*** Opening Given passage ***

According to SembWaste, each tender will see on average approximately ten (10) applicants meet the NEA's pre-qualification criteria.
The NEA awards GWC licences based on an application process. Entities requiring GWC services (e.g. businesses, hospitals) typically hold private tender processes or request for quotations from GWC licence holders. The assessment criteria in each private tender process varies between entities. However, as the said tender processes are private, bidders do not have knowledge of the assessment criteria adopted by each entity in their respective tender processes. Typically, however, premium (larger) customers demand eligibility criteria, impose terms and limit negotiation, whereas general (smaller) customers may accept the GWC licence holders' terms and conditions without negotiation.
c. barriers to entry and countervailing buyer power; and
Barriers to entry
There are no insurmountable barriers to entry. Large global players can, and do qualify to participate in open tenders called by the NEA in Singapore. Any undertaking with the requisite financial resources and meets the pre-qualification criteria would be able to enter the market. It is not prohibitive for a supplier to apply and be granted a licence to offer PWC services.

*** Closing Given passage ***
*** Opening Entries supplied ***

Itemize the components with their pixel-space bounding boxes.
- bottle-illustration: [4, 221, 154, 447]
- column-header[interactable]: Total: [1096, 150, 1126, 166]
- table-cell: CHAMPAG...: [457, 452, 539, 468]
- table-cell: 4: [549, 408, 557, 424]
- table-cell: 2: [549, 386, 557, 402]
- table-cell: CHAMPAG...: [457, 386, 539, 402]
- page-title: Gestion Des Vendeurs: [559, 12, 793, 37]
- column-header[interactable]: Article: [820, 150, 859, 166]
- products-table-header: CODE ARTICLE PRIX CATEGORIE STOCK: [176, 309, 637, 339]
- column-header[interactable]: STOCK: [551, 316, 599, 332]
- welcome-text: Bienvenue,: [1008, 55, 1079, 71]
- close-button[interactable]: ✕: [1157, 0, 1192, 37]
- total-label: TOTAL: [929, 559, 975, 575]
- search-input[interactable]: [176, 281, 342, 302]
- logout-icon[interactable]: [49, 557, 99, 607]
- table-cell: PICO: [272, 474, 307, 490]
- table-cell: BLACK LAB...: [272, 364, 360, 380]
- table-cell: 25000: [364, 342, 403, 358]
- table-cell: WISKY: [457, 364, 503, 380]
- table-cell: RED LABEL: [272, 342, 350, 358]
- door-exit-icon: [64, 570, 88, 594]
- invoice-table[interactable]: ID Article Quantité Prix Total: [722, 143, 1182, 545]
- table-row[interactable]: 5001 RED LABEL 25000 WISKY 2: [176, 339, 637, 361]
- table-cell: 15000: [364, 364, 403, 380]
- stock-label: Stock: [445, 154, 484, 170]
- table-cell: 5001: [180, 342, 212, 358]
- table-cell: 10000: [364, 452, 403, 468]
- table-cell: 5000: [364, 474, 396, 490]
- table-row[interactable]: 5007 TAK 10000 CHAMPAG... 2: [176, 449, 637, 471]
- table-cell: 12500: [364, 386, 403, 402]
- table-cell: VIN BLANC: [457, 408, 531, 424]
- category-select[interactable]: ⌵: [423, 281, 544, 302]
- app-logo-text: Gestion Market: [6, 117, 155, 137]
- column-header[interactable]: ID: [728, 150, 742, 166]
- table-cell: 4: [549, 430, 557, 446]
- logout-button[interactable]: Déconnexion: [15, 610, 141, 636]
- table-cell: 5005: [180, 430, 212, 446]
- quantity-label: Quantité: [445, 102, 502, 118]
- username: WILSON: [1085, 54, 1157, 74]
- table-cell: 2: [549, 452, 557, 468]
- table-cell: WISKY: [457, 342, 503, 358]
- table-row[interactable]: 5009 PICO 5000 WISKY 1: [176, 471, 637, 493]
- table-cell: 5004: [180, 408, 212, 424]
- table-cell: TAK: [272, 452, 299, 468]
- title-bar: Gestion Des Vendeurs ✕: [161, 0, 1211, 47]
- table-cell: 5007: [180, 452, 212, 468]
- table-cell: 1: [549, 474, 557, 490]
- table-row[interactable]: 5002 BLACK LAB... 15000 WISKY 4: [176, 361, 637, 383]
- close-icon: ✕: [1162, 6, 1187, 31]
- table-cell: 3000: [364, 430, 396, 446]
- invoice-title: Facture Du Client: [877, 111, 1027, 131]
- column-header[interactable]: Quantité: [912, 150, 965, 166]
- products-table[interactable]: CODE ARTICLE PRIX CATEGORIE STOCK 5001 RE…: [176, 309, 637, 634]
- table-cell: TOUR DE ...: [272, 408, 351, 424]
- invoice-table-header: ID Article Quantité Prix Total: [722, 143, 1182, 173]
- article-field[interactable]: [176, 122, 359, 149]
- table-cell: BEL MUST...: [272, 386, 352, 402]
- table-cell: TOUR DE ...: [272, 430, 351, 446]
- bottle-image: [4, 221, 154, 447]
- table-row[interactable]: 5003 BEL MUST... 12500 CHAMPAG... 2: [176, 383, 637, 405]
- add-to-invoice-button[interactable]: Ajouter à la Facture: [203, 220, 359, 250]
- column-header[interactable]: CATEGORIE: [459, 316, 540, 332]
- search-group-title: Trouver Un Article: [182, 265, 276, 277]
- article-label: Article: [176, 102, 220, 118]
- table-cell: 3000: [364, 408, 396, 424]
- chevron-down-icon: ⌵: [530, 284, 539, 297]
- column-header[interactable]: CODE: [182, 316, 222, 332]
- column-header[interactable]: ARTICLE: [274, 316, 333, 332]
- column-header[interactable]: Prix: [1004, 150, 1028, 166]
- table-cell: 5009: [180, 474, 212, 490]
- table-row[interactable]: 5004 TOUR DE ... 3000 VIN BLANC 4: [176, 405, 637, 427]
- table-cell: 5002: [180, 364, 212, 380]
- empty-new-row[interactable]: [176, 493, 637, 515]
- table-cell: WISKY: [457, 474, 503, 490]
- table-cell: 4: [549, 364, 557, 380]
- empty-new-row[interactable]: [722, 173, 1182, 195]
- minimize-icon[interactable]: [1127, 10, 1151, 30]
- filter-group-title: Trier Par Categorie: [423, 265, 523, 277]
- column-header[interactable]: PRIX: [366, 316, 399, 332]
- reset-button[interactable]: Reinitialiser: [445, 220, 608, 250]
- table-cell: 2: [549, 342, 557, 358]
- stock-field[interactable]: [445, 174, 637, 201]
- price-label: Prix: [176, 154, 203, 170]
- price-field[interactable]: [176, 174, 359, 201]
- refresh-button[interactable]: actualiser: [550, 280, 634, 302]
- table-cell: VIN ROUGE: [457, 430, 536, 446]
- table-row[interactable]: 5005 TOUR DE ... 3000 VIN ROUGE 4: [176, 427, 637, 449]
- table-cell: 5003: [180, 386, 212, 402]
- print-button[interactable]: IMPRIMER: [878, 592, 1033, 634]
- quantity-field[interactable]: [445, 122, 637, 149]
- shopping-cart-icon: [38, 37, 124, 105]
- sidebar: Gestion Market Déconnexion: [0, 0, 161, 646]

*** Closing Entries supplied ***

Exercises to complete:
[a] According to the passage on waste collection licensing in Singapore, how many applicants on average meet the NEA's pre-qualification criteria in each tender?
[b] For the passage on waste collection licensing in Singapore, state whether each statement agrees with it, and quote the words that decide each one. (i) The NEA awards GWC licences through an application process. (ii) Bidders in private tender processes know the assessment criteria each entity uses. (iii) The passage describes the barriers to entry as insurmountable.
[c] Write what comes next in the passage on waste collection licensing in Singapore, starting after its final sentence.

Answer section:
[a] Approximately ten (10) applicants.

[b]
(i) Yes: "The NEA awards GWC licences based on an application process."
(ii) No: "bidders do not have knowledge of the assessment criteria adopted by each entity in their respective tender processes."
(iii) No: "There are no insurmountable barriers to entry."

[c]
The barriers to entry for the GWC sector are low as licence holders serve a smaller customer pool per contract. There are minimum standards required for vehicles and equipment used in the provision of the GWC licence holders' services, and as specified in Code of Practice for GWC licence holders, but these are not difficult to meet.
Countervailing buyer power
Given the nature of the NEA's open tender process, the NEA has strong buyer power and is in a position to impose its own requirements and conditions for its open tender processes and on its PWC licence holders (including but not limited to the merged entity).
Buyers in the GWC sector have strong buyer power as buyers typically hold private tenders or requests for quotations in which they are able to impose their own selection criteria, requirements and conditions. In addition, given the short term contracts of one (1) to three (3) years, buyers can and do switch suppliers at the end of the contract period.
It should also be noted that buyers in both the PWC and GWC markets have strong buyer power and are able to impose requirements and conditions through their respective tender processes. From SembWaste’s experience, competition among the bidders in tenders for PWC contracts has been intense, both in terms of price competition (cost to business for buyers), and in innovation or technological competition.
d. the competitive effects of the merger (non-coordinated, coordinated and/or vertical effects, as relevant).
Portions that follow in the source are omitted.